TASK:
Return all of the entries exactly as written.

PROVIDED RECORDS:
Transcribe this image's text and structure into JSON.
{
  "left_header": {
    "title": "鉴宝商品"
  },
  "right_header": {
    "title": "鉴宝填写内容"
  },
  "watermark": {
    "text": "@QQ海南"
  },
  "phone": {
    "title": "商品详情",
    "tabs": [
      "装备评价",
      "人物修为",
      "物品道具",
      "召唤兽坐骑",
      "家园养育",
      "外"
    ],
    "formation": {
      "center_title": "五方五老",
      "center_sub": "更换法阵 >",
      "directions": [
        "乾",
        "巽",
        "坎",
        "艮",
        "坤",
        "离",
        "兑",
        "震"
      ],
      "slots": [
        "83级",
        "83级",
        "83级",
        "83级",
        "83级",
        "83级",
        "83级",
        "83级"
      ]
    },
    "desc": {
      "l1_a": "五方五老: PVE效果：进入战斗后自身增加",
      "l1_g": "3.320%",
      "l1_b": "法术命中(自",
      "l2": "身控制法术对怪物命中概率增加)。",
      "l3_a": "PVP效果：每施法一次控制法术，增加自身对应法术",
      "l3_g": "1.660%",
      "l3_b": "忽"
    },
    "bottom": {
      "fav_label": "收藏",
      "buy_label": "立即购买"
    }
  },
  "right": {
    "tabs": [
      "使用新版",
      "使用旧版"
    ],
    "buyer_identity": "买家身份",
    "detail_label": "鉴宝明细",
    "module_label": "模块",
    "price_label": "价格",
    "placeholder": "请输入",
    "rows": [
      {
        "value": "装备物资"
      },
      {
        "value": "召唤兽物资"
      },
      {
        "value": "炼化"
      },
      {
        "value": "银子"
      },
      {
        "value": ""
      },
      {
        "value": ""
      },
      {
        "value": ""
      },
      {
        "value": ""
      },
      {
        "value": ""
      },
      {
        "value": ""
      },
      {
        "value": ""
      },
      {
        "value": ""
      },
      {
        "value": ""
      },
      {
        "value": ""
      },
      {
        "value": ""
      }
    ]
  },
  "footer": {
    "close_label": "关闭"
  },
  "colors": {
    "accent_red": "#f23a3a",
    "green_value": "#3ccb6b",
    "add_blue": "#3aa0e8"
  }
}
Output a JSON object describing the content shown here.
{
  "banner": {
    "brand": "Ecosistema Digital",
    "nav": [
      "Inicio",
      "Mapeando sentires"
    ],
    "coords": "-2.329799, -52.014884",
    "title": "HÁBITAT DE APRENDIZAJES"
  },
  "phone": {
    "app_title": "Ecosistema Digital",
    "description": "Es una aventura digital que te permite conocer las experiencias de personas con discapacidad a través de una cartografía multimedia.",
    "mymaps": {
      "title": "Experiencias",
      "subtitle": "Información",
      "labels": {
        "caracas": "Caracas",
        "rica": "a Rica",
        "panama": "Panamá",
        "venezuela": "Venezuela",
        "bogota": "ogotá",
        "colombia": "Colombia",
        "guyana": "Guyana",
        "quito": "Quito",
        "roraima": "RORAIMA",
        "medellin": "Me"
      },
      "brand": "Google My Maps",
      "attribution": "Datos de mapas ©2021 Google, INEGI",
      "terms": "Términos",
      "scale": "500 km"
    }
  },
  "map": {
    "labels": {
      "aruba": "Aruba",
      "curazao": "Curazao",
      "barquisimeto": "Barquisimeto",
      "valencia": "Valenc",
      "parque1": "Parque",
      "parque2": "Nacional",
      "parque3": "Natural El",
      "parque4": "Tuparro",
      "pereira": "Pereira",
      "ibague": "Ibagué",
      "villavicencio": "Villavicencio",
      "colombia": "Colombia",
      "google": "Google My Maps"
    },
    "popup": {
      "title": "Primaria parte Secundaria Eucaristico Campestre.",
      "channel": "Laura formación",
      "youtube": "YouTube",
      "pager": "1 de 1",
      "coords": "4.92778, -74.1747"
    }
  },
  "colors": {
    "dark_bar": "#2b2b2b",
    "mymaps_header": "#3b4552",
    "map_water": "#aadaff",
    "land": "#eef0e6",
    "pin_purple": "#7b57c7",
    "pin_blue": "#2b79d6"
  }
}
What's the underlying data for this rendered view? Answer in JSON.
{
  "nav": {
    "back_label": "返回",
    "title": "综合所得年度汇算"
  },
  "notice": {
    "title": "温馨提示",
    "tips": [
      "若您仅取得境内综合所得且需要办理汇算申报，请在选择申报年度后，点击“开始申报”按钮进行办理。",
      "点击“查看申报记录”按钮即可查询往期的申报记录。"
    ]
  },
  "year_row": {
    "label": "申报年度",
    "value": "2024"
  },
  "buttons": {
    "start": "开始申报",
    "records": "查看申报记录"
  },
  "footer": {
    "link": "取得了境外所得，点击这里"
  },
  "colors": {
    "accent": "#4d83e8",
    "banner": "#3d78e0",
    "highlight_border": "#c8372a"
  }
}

OUTPUT FOR THIS EXERCISE:
Transcribe this image's text and structure into JSON.
{
  "left_header": {
    "title": "鉴宝商品"
  },
  "right_header": {
    "title": "鉴宝填写内容"
  },
  "watermark": {
    "text": "@QQ海南"
  },
  "phone": {
    "title": "商品详情",
    "tabs": [
      "装备评价",
      "人物修为",
      "物品道具",
      "召唤兽坐骑",
      "家园养育",
      "外"
    ],
    "formation": {
      "center_title": "五方五老",
      "center_sub": "更换法阵 >",
      "directions": [
        "乾",
        "巽",
        "坎",
        "艮",
        "坤",
        "离",
        "兑",
        "震"
      ],
      "slots": [
        "83级",
        "83级",
        "83级",
        "83级",
        "83级",
        "83级",
        "83级",
        "83级"
      ]
    },
    "desc": {
      "l1_a": "五方五老: PVE效果：进入战斗后自身增加",
      "l1_g": "3.320%",
      "l1_b": "法术命中(自",
      "l2": "身控制法术对怪物命中概率增加)。",
      "l3_a": "PVP效果：每施法一次控制法术，增加自身对应法术",
      "l3_g": "1.660%",
      "l3_b": "忽"
    },
    "bottom": {
      "fav_label": "收藏",
      "buy_label": "立即购买"
    }
  },
  "right": {
    "tabs": [
      "使用新版",
      "使用旧版"
    ],
    "buyer_identity": "买家身份",
    "detail_label": "鉴宝明细",
    "module_label": "模块",
    "price_label": "价格",
    "placeholder": "请输入",
    "rows": [
      {
        "value": "装备物资"
      },
      {
        "value": "召唤兽物资"
      },
      {
        "value": "炼化"
      },
      {
        "value": "银子"
      },
      {
        "value": ""
      },
      {
        "value": ""
      },
      {
        "value": ""
      },
      {
        "value": ""
      },
      {
        "value": ""
      },
      {
        "value": ""
      },
      {
        "value": ""
      },
      {
        "value": ""
      },
      {
        "value": ""
      },
      {
        "value": ""
      },
      {
        "value": ""
      }
    ]
  },
  "footer": {
    "close_label": "关闭"
  },
  "colors": {
    "accent_red": "#f23a3a",
    "green_value": "#3ccb6b",
    "add_blue": "#3aa0e8"
  }
}
Output a JSON object describing the content shown here.
{
  "banner": {
    "brand": "Ecosistema Digital",
    "nav": [
      "Inicio",
      "Mapeando sentires"
    ],
    "coords": "-2.329799, -52.014884",
    "title": "HÁBITAT DE APRENDIZAJES"
  },
  "phone": {
    "app_title": "Ecosistema Digital",
    "description": "Es una aventura digital que te permite conocer las experiencias de personas con discapacidad a través de una cartografía multimedia.",
    "mymaps": {
      "title": "Experiencias",
      "subtitle": "Información",
      "labels": {
        "caracas": "Caracas",
        "rica": "a Rica",
        "panama": "Panamá",
        "venezuela": "Venezuela",
        "bogota": "ogotá",
        "colombia": "Colombia",
        "guyana": "Guyana",
        "quito": "Quito",
        "roraima": "RORAIMA",
        "medellin": "Me"
      },
      "brand": "Google My Maps",
      "attribution": "Datos de mapas ©2021 Google, INEGI",
      "terms": "Términos",
      "scale": "500 km"
    }
  },
  "map": {
    "labels": {
      "aruba": "Aruba",
      "curazao": "Curazao",
      "barquisimeto": "Barquisimeto",
      "valencia": "Valenc",
      "parque1": "Parque",
      "parque2": "Nacional",
      "parque3": "Natural El",
      "parque4": "Tuparro",
      "pereira": "Pereira",
      "ibague": "Ibagué",
      "villavicencio": "Villavicencio",
      "colombia": "Colombia",
      "google": "Google My Maps"
    },
    "popup": {
      "title": "Primaria parte Secundaria Eucaristico Campestre.",
      "channel": "Laura formación",
      "youtube": "YouTube",
      "pager": "1 de 1",
      "coords": "4.92778, -74.1747"
    }
  },
  "colors": {
    "dark_bar": "#2b2b2b",
    "mymaps_header": "#3b4552",
    "map_water": "#aadaff",
    "land": "#eef0e6",
    "pin_purple": "#7b57c7",
    "pin_blue": "#2b79d6"
  }
}
What's the underlying data for this rendered view? Answer in JSON.
{
  "nav": {
    "back_label": "返回",
    "title": "综合所得年度汇算"
  },
  "notice": {
    "title": "温馨提示",
    "tips": [
      "若您仅取得境内综合所得且需要办理汇算申报，请在选择申报年度后，点击“开始申报”按钮进行办理。",
      "点击“查看申报记录”按钮即可查询往期的申报记录。"
    ]
  },
  "year_row": {
    "label": "申报年度",
    "value": "2024"
  },
  "buttons": {
    "start": "开始申报",
    "records": "查看申报记录"
  },
  "footer": {
    "link": "取得了境外所得，点击这里"
  },
  "colors": {
    "accent": "#4d83e8",
    "banner": "#3d78e0",
    "highlight_border": "#c8372a"
  }
}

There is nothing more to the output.